● Exercise aim: Report each line of the data that has "this" somewhere in it.

● Listed entries:

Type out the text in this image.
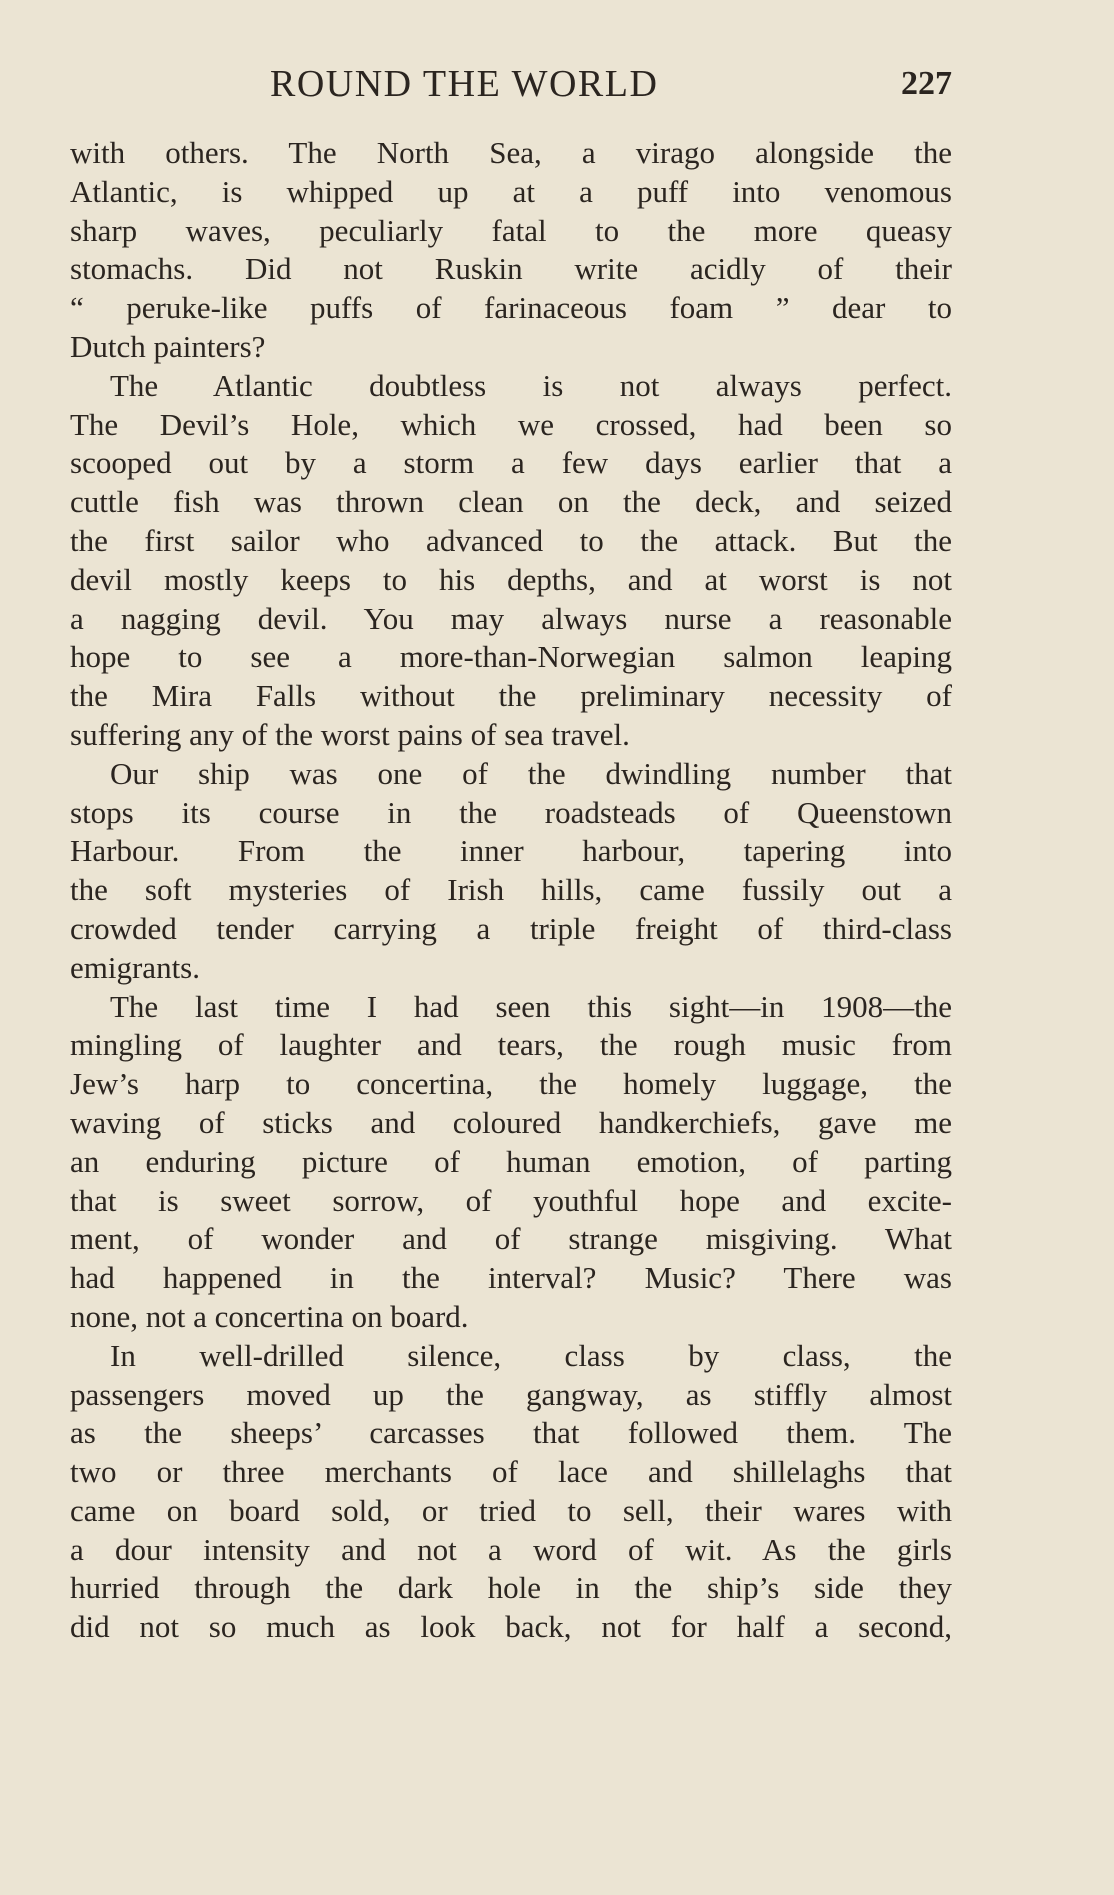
ROUND THE WORLD	227
with others. The North Sea, a virago alongside the
Atlantic, is whipped up at a puff into venomous
sharp waves, peculiarly fatal to the more queasy
stomachs. Did not Ruskin write acidly of their
“ peruke-like puffs of farinaceous foam ” dear to
Dutch painters?
The Atlantic doubtless is not always perfect.
The Devil’s Hole, which we crossed, had been so
scooped out by a storm a few days earlier that a
cuttle fish was thrown clean on the deck, and seized
the first sailor who advanced to the attack. But the
devil mostly keeps to his depths, and at worst is not
a nagging devil. You may always nurse a reasonable
hope to see a more-than-Norwegian salmon leaping
the Mira Falls without the preliminary necessity of
suffering any of the worst pains of sea travel.
Our ship was one of the dwindling number that
stops its course in the roadsteads of Queenstown
Harbour. From the inner harbour, tapering into
the soft mysteries of Irish hills, came fussily out a
crowded tender carrying a triple freight of third-class
emigrants.
The last time I had seen this sight—in 1908—the
mingling of laughter and tears, the rough music from
Jew’s harp to concertina, the homely luggage, the
waving of sticks and coloured handkerchiefs, gave me
an enduring picture of human emotion, of parting
that is sweet sorrow, of youthful hope and excite-
ment, of wonder and of strange misgiving. What
had happened in the interval? Music? There was
none, not a concertina on board.
In well-drilled silence, class by class, the
passengers moved up the gangway, as stiffly almost
as the sheeps’ carcasses that followed them. The
two or three merchants of lace and shillelaghs that
came on board sold, or tried to sell, their wares with
a dour intensity and not a word of wit. As the girls
hurried through the dark hole in the ship’s side they
did not so much as look back, not for half a second,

● Worked answer:
Type out the text in this image.
The last time I had seen this sight—in 1908—the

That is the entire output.